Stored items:
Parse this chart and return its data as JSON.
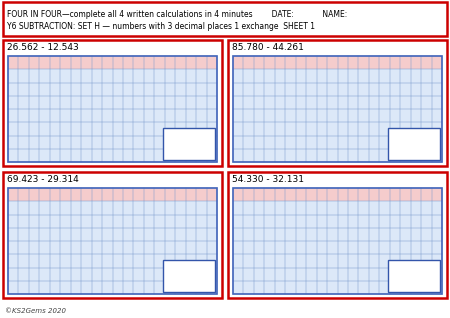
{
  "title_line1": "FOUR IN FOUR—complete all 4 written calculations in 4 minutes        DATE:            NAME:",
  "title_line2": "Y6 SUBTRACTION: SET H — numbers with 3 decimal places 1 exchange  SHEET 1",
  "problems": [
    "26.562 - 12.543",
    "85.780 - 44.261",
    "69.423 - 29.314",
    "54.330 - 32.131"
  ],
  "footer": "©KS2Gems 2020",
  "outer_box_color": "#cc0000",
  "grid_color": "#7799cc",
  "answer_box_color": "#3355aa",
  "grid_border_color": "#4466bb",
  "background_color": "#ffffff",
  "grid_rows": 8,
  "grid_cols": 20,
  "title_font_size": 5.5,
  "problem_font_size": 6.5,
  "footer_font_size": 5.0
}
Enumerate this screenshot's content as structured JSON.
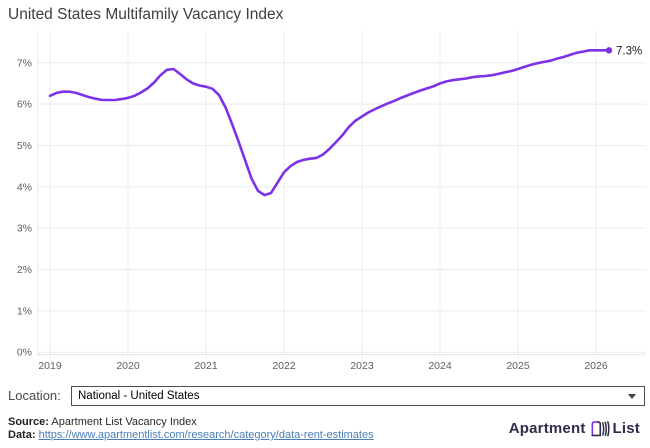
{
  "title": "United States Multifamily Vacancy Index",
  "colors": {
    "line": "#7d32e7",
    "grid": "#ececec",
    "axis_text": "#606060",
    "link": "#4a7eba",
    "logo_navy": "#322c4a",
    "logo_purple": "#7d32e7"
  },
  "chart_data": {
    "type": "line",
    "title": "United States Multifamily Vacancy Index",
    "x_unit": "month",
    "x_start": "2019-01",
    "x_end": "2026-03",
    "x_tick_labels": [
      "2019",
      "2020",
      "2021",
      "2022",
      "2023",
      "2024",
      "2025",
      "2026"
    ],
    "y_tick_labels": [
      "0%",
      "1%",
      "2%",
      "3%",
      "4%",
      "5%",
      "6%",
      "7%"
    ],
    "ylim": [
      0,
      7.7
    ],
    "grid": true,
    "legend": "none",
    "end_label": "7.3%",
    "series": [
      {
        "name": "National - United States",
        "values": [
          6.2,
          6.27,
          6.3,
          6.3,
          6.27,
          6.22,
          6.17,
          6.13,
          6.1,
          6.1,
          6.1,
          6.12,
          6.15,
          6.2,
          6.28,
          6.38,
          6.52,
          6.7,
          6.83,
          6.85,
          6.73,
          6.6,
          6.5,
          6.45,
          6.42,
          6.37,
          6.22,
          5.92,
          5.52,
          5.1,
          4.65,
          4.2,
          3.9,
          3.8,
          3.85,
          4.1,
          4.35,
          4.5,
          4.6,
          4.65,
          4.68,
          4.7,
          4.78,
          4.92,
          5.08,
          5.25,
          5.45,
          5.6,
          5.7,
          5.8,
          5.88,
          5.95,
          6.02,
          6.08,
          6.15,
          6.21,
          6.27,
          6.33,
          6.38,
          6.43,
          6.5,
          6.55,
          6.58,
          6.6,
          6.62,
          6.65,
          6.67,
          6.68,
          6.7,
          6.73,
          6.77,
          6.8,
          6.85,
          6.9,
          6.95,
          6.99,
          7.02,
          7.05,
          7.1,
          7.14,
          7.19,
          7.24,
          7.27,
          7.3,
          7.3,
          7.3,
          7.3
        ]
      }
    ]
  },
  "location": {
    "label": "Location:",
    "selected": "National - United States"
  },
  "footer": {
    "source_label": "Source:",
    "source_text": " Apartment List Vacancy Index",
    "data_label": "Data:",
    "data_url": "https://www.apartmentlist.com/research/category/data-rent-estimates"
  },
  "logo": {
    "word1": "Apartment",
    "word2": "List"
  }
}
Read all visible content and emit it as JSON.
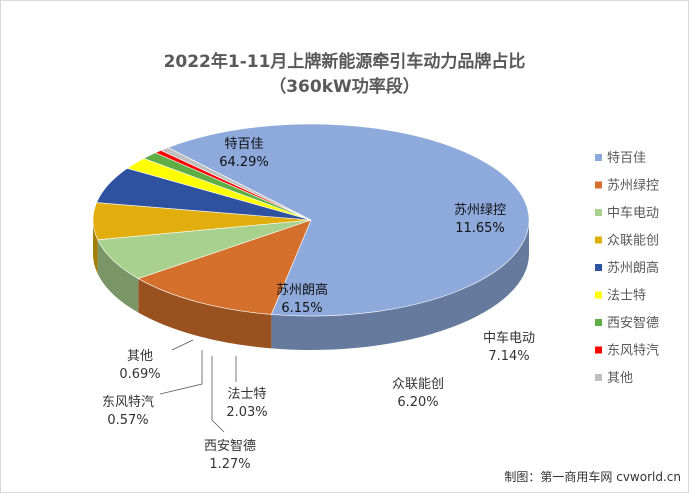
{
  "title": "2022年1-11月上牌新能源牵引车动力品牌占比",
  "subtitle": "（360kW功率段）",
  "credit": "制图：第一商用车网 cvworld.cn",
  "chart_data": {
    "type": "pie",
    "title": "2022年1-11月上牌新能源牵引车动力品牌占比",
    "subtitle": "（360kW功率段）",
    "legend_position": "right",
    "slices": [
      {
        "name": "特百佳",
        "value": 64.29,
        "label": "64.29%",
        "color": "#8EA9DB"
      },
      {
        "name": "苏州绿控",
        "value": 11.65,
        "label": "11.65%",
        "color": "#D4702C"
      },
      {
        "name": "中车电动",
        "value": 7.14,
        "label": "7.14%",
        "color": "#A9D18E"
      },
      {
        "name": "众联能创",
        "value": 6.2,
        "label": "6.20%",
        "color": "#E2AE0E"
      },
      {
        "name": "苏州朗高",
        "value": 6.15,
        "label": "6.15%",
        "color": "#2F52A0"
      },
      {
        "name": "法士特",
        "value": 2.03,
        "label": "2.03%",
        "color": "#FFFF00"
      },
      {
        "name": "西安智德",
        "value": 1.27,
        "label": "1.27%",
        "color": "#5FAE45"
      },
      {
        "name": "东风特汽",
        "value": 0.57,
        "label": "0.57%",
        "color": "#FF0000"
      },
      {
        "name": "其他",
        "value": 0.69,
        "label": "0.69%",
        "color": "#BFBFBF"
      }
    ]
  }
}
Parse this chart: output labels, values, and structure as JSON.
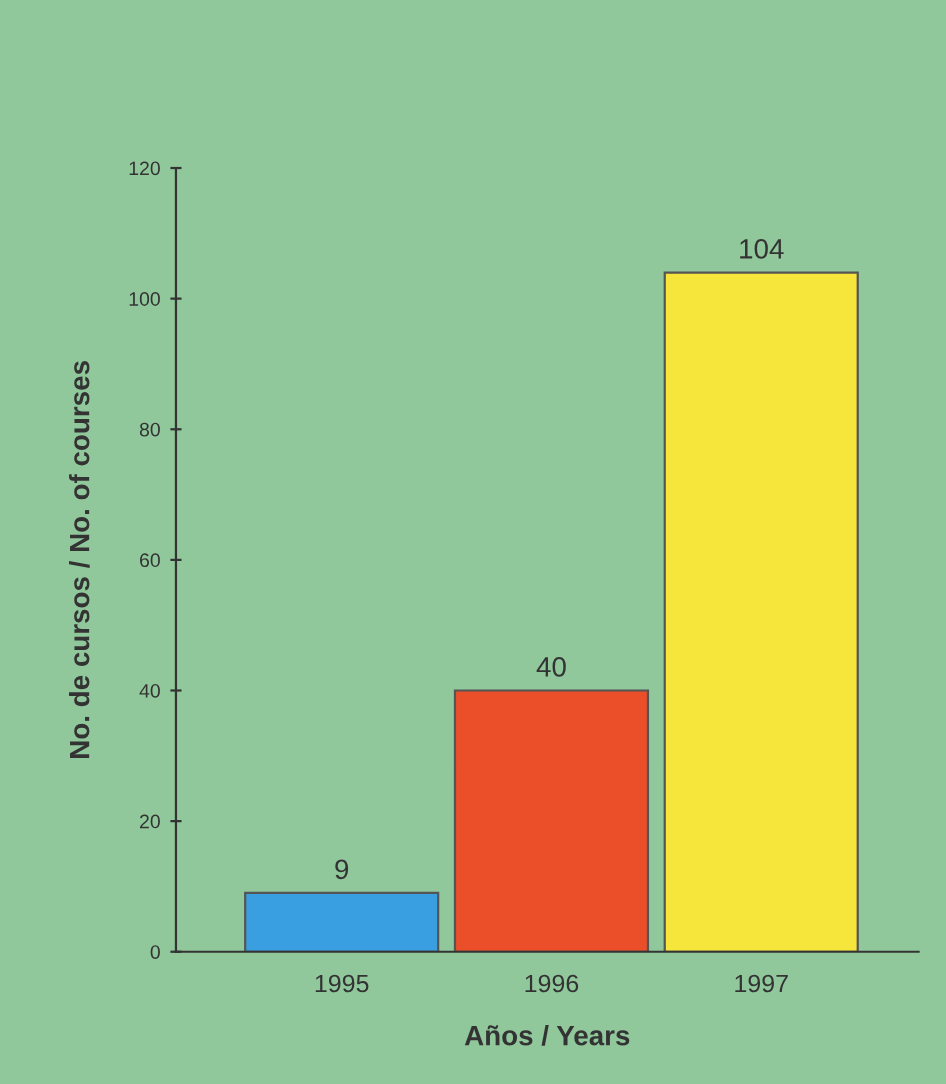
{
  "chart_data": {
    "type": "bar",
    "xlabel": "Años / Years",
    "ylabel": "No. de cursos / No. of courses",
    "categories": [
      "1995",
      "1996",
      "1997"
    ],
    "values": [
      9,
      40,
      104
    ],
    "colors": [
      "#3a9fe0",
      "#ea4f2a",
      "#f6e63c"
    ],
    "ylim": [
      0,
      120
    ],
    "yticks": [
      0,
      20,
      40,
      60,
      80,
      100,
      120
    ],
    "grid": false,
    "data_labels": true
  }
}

YOUR INSTRUCTIONS: Restate each line of the records exactly; pictures do not belong in the copy.

RESPONSE BELOW:
Parse this chart and return its data as JSON.
{
  "title_line1": "FOUR IN FOUR—complete all 4 written calculations in 4 minutes        DATE:            NAME:",
  "title_line2": "Y6 SUBTRACTION: SET H — numbers with 3 decimal places 1 exchange  SHEET 1",
  "problems": [
    "26.562 - 12.543",
    "85.780 - 44.261",
    "69.423 - 29.314",
    "54.330 - 32.131"
  ],
  "footer": "©KS2Gems 2020",
  "outer_box_color": "#cc0000",
  "grid_color": "#7799cc",
  "answer_box_color": "#3355aa",
  "grid_border_color": "#4466bb",
  "background_color": "#ffffff",
  "grid_rows": 8,
  "grid_cols": 20,
  "title_font_size": 5.5,
  "problem_font_size": 6.5,
  "footer_font_size": 5.0
}
Enumerate this screenshot's content as structured JSON.
{
  "title": "United States Multifamily Vacancy Index",
  "colors": {
    "line": "#7d32e7",
    "grid": "#ececec",
    "axis_text": "#606060",
    "link": "#4a7eba",
    "logo_navy": "#322c4a",
    "logo_purple": "#7d32e7"
  },
  "chart_data": {
    "type": "line",
    "title": "United States Multifamily Vacancy Index",
    "x_unit": "month",
    "x_start": "2019-01",
    "x_end": "2026-03",
    "x_tick_labels": [
      "2019",
      "2020",
      "2021",
      "2022",
      "2023",
      "2024",
      "2025",
      "2026"
    ],
    "y_tick_labels": [
      "0%",
      "1%",
      "2%",
      "3%",
      "4%",
      "5%",
      "6%",
      "7%"
    ],
    "ylim": [
      0,
      7.7
    ],
    "grid": true,
    "legend": "none",
    "end_label": "7.3%",
    "series": [
      {
        "name": "National - United States",
        "values": [
          6.2,
          6.27,
          6.3,
          6.3,
          6.27,
          6.22,
          6.17,
          6.13,
          6.1,
          6.1,
          6.1,
          6.12,
          6.15,
          6.2,
          6.28,
          6.38,
          6.52,
          6.7,
          6.83,
          6.85,
          6.73,
          6.6,
          6.5,
          6.45,
          6.42,
          6.37,
          6.22,
          5.92,
          5.52,
          5.1,
          4.65,
          4.2,
          3.9,
          3.8,
          3.85,
          4.1,
          4.35,
          4.5,
          4.6,
          4.65,
          4.68,
          4.7,
          4.78,
          4.92,
          5.08,
          5.25,
          5.45,
          5.6,
          5.7,
          5.8,
          5.88,
          5.95,
          6.02,
          6.08,
          6.15,
          6.21,
          6.27,
          6.33,
          6.38,
          6.43,
          6.5,
          6.55,
          6.58,
          6.6,
          6.62,
          6.65,
          6.67,
          6.68,
          6.7,
          6.73,
          6.77,
          6.8,
          6.85,
          6.9,
          6.95,
          6.99,
          7.02,
          7.05,
          7.1,
          7.14,
          7.19,
          7.24,
          7.27,
          7.3,
          7.3,
          7.3,
          7.3
        ]
      }
    ]
  },
  "location": {
    "label": "Location:",
    "selected": "National - United States"
  },
  "footer": {
    "source_label": "Source:",
    "source_text": " Apartment List Vacancy Index",
    "data_label": "Data:",
    "data_url": "https://www.apartmentlist.com/research/category/data-rent-estimates"
  },
  "logo": {
    "word1": "Apartment",
    "word2": "List"
  }
}
Read all visible content and emit it as JSON.
{
  "title": "2022年1-11月上牌新能源牵引车动力品牌占比",
  "subtitle": "（360kW功率段）",
  "credit": "制图：第一商用车网 cvworld.cn",
  "chart_data": {
    "type": "pie",
    "title": "2022年1-11月上牌新能源牵引车动力品牌占比",
    "subtitle": "（360kW功率段）",
    "legend_position": "right",
    "slices": [
      {
        "name": "特百佳",
        "value": 64.29,
        "label": "64.29%",
        "color": "#8EA9DB"
      },
      {
        "name": "苏州绿控",
        "value": 11.65,
        "label": "11.65%",
        "color": "#D4702C"
      },
      {
        "name": "中车电动",
        "value": 7.14,
        "label": "7.14%",
        "color": "#A9D18E"
      },
      {
        "name": "众联能创",
        "value": 6.2,
        "label": "6.20%",
        "color": "#E2AE0E"
      },
      {
        "name": "苏州朗高",
        "value": 6.15,
        "label": "6.15%",
        "color": "#2F52A0"
      },
      {
        "name": "法士特",
        "value": 2.03,
        "label": "2.03%",
        "color": "#FFFF00"
      },
      {
        "name": "西安智德",
        "value": 1.27,
        "label": "1.27%",
        "color": "#5FAE45"
      },
      {
        "name": "东风特汽",
        "value": 0.57,
        "label": "0.57%",
        "color": "#FF0000"
      },
      {
        "name": "其他",
        "value": 0.69,
        "label": "0.69%",
        "color": "#BFBFBF"
      }
    ]
  }
}
Parse this chart: output labels, values, and structure as JSON.
{
  "chart_data": {
    "type": "bar",
    "xlabel": "Años / Years",
    "ylabel": "No. de cursos / No. of courses",
    "categories": [
      "1995",
      "1996",
      "1997"
    ],
    "values": [
      9,
      40,
      104
    ],
    "colors": [
      "#3a9fe0",
      "#ea4f2a",
      "#f6e63c"
    ],
    "ylim": [
      0,
      120
    ],
    "yticks": [
      0,
      20,
      40,
      60,
      80,
      100,
      120
    ],
    "grid": false,
    "data_labels": true
  }
}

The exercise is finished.